▶ [BRIEF]: Collect from the data below each line with "value".

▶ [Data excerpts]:
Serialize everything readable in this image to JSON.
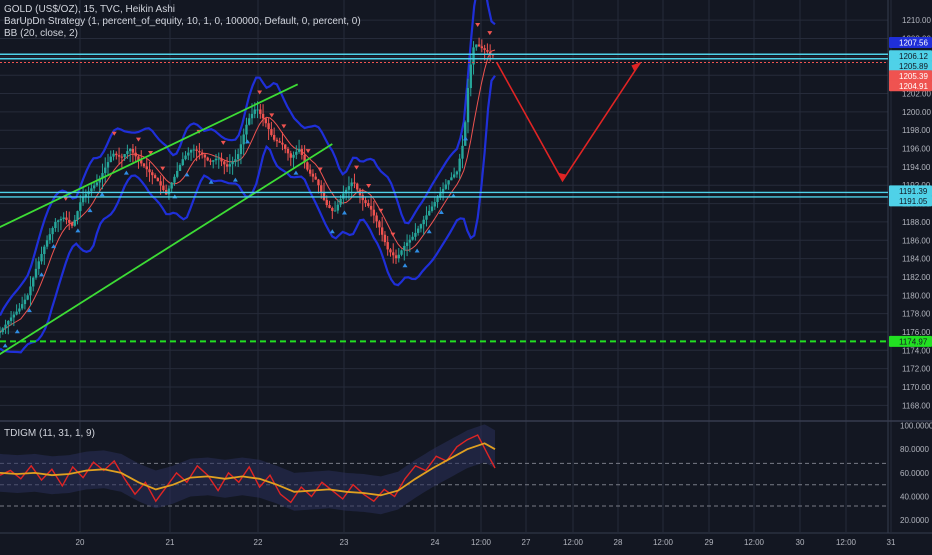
{
  "legend": {
    "symbol": "GOLD (US$/OZ), 15, TVC, Heikin Ashi",
    "strategy": "BarUpDn Strategy (1, percent_of_equity, 10, 1, 0, 100000, Default, 0, percent, 0)",
    "bb": "BB (20, close, 2)",
    "oscillator": "TDIGM (11, 31, 1, 9)"
  },
  "colors": {
    "background": "#131722",
    "grid": "#262b3a",
    "bull_candle": "#26a69a",
    "bear_candle": "#ef5350",
    "bollinger": "#1f2fd8",
    "channel": "#3ddc35",
    "horizontal_level": "#4fd1e8",
    "support": "#22e022",
    "projection_arrow": "#e02424",
    "oscillator_fast": "#e02424",
    "oscillator_slow": "#e0a020"
  },
  "chart_data": [
    {
      "type": "line",
      "subtype": "candlestick-heikin-ashi",
      "x_ticks": [
        "20",
        "21",
        "22",
        "23",
        "24",
        "12:00",
        "27",
        "12:00",
        "28",
        "12:00",
        "29",
        "12:00",
        "30",
        "12:00",
        "31"
      ],
      "y_ticks": [
        1168,
        1170,
        1172,
        1174,
        1176,
        1178,
        1180,
        1182,
        1184,
        1186,
        1188,
        1190,
        1192,
        1194,
        1196,
        1198,
        1200,
        1202,
        1204,
        1206,
        1208,
        1210
      ],
      "y_tick_labels": [
        "1168.00",
        "1170.00",
        "1172.00",
        "1174.00",
        "1176.00",
        "1178.00",
        "1180.00",
        "1182.00",
        "1184.00",
        "1186.00",
        "1188.00",
        "1190.00",
        "1192.00",
        "1194.00",
        "1196.00",
        "1198.00",
        "1200.00",
        "1202.00",
        "1204.00",
        "1206.00",
        "1208.00",
        "1210.00"
      ],
      "ylim": [
        1166.4,
        1212.2
      ],
      "price_path": [
        [
          0,
          1176
        ],
        [
          6,
          1177.5
        ],
        [
          11,
          1178.5
        ],
        [
          16,
          1180
        ],
        [
          21,
          1183
        ],
        [
          26,
          1185.5
        ],
        [
          32,
          1188
        ],
        [
          37,
          1188.5
        ],
        [
          42,
          1187.5
        ],
        [
          47,
          1190.5
        ],
        [
          52,
          1191.5
        ],
        [
          57,
          1192.5
        ],
        [
          61,
          1194
        ],
        [
          65,
          1195.5
        ],
        [
          70,
          1195
        ],
        [
          75,
          1196
        ],
        [
          81,
          1194.5
        ],
        [
          86,
          1193.5
        ],
        [
          91,
          1192.5
        ],
        [
          96,
          1191
        ],
        [
          101,
          1193
        ],
        [
          106,
          1195
        ],
        [
          111,
          1196
        ],
        [
          116,
          1195.5
        ],
        [
          121,
          1194.5
        ],
        [
          126,
          1195
        ],
        [
          131,
          1194
        ],
        [
          137,
          1195
        ],
        [
          143,
          1199
        ],
        [
          148,
          1200.5
        ],
        [
          153,
          1199
        ],
        [
          158,
          1197
        ],
        [
          163,
          1196.5
        ],
        [
          168,
          1195
        ],
        [
          173,
          1196
        ],
        [
          178,
          1193.5
        ],
        [
          183,
          1192.5
        ],
        [
          188,
          1190
        ],
        [
          193,
          1189
        ],
        [
          198,
          1191
        ],
        [
          204,
          1192.5
        ],
        [
          209,
          1190.5
        ],
        [
          214,
          1189.5
        ],
        [
          219,
          1187.5
        ],
        [
          224,
          1185
        ],
        [
          229,
          1184
        ],
        [
          234,
          1185.5
        ],
        [
          239,
          1186.5
        ],
        [
          244,
          1188
        ],
        [
          249,
          1189.5
        ],
        [
          254,
          1191
        ],
        [
          259,
          1192.5
        ],
        [
          264,
          1193.5
        ],
        [
          268,
          1197
        ],
        [
          271,
          1204
        ],
        [
          274,
          1207.5
        ],
        [
          278,
          1207
        ],
        [
          282,
          1206.5
        ],
        [
          286,
          1206
        ]
      ],
      "x_domain": [
        0,
        286
      ],
      "last_candle_index": 286,
      "horizontal_levels": [
        {
          "price": 1206.12,
          "label": "1206.12",
          "style": "cyan-double"
        },
        {
          "price": 1191.05,
          "label": "1191.05",
          "style": "cyan-double"
        },
        {
          "price": 1174.97,
          "label": "1174.97",
          "style": "dashed-green"
        },
        {
          "price": 1205.39,
          "style": "dotted-red"
        }
      ],
      "price_labels": [
        {
          "value": 1207.56,
          "text": "1207.56",
          "kind": "bb-upper"
        },
        {
          "value": 1206.12,
          "text": "1206.12",
          "kind": "level"
        },
        {
          "value": 1205.89,
          "text": "1205.89",
          "kind": "level-2"
        },
        {
          "value": 1205.39,
          "text": "1205.39",
          "kind": "last-red"
        },
        {
          "value": 1204.91,
          "text": "1204.91",
          "kind": "red"
        },
        {
          "value": 1191.39,
          "text": "1191.39",
          "kind": "level"
        },
        {
          "value": 1191.05,
          "text": "1191.05",
          "kind": "level-2"
        },
        {
          "value": 1174.97,
          "text": "1174.97",
          "kind": "support"
        }
      ],
      "channel_lines": [
        {
          "from": [
            -5,
            1187
          ],
          "to": [
            172,
            1203
          ]
        },
        {
          "from": [
            -5,
            1173
          ],
          "to": [
            192,
            1196.5
          ]
        }
      ],
      "projection": [
        [
          287,
          1205.4
        ],
        [
          325,
          1192.5
        ],
        [
          370,
          1205.4
        ]
      ]
    },
    {
      "type": "line",
      "name": "TDIGM (11, 31, 1, 9)",
      "y_ticks": [
        20,
        40,
        60,
        80,
        100
      ],
      "y_tick_labels": [
        "20.0000",
        "40.0000",
        "60.0000",
        "80.0000",
        "100.0000"
      ],
      "ylim": [
        10,
        103
      ],
      "dashed_levels": [
        68,
        50,
        32
      ],
      "fast_path": [
        [
          0,
          58
        ],
        [
          6,
          62
        ],
        [
          12,
          55
        ],
        [
          18,
          66
        ],
        [
          24,
          54
        ],
        [
          30,
          63
        ],
        [
          36,
          49
        ],
        [
          42,
          65
        ],
        [
          48,
          56
        ],
        [
          54,
          69
        ],
        [
          60,
          62
        ],
        [
          66,
          70
        ],
        [
          72,
          55
        ],
        [
          78,
          42
        ],
        [
          84,
          52
        ],
        [
          90,
          36
        ],
        [
          96,
          48
        ],
        [
          102,
          60
        ],
        [
          108,
          52
        ],
        [
          114,
          66
        ],
        [
          120,
          58
        ],
        [
          126,
          45
        ],
        [
          132,
          60
        ],
        [
          138,
          52
        ],
        [
          144,
          65
        ],
        [
          150,
          48
        ],
        [
          156,
          58
        ],
        [
          162,
          42
        ],
        [
          168,
          35
        ],
        [
          174,
          48
        ],
        [
          180,
          40
        ],
        [
          186,
          52
        ],
        [
          192,
          45
        ],
        [
          198,
          38
        ],
        [
          204,
          50
        ],
        [
          210,
          42
        ],
        [
          216,
          36
        ],
        [
          222,
          46
        ],
        [
          228,
          40
        ],
        [
          234,
          55
        ],
        [
          240,
          66
        ],
        [
          246,
          62
        ],
        [
          252,
          74
        ],
        [
          258,
          70
        ],
        [
          264,
          82
        ],
        [
          270,
          88
        ],
        [
          276,
          92
        ],
        [
          282,
          75
        ],
        [
          286,
          64
        ]
      ],
      "slow_path": [
        [
          0,
          60
        ],
        [
          10,
          59
        ],
        [
          20,
          60
        ],
        [
          30,
          58
        ],
        [
          40,
          59
        ],
        [
          50,
          62
        ],
        [
          60,
          63
        ],
        [
          70,
          60
        ],
        [
          80,
          52
        ],
        [
          90,
          46
        ],
        [
          100,
          50
        ],
        [
          110,
          56
        ],
        [
          120,
          57
        ],
        [
          130,
          55
        ],
        [
          140,
          57
        ],
        [
          150,
          55
        ],
        [
          160,
          50
        ],
        [
          170,
          44
        ],
        [
          180,
          45
        ],
        [
          190,
          46
        ],
        [
          200,
          44
        ],
        [
          210,
          43
        ],
        [
          220,
          41
        ],
        [
          230,
          45
        ],
        [
          240,
          55
        ],
        [
          250,
          64
        ],
        [
          260,
          72
        ],
        [
          270,
          80
        ],
        [
          280,
          85
        ],
        [
          286,
          80
        ]
      ]
    }
  ]
}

▶ [RESPONSE TO THIS EXERCISE]:
          "value": 1207.56,
          "value": 1206.12,
          "value": 1205.89,
          "value": 1205.39,
          "value": 1204.91,
          "value": 1191.39,
          "value": 1191.05,
          "value": 1174.97,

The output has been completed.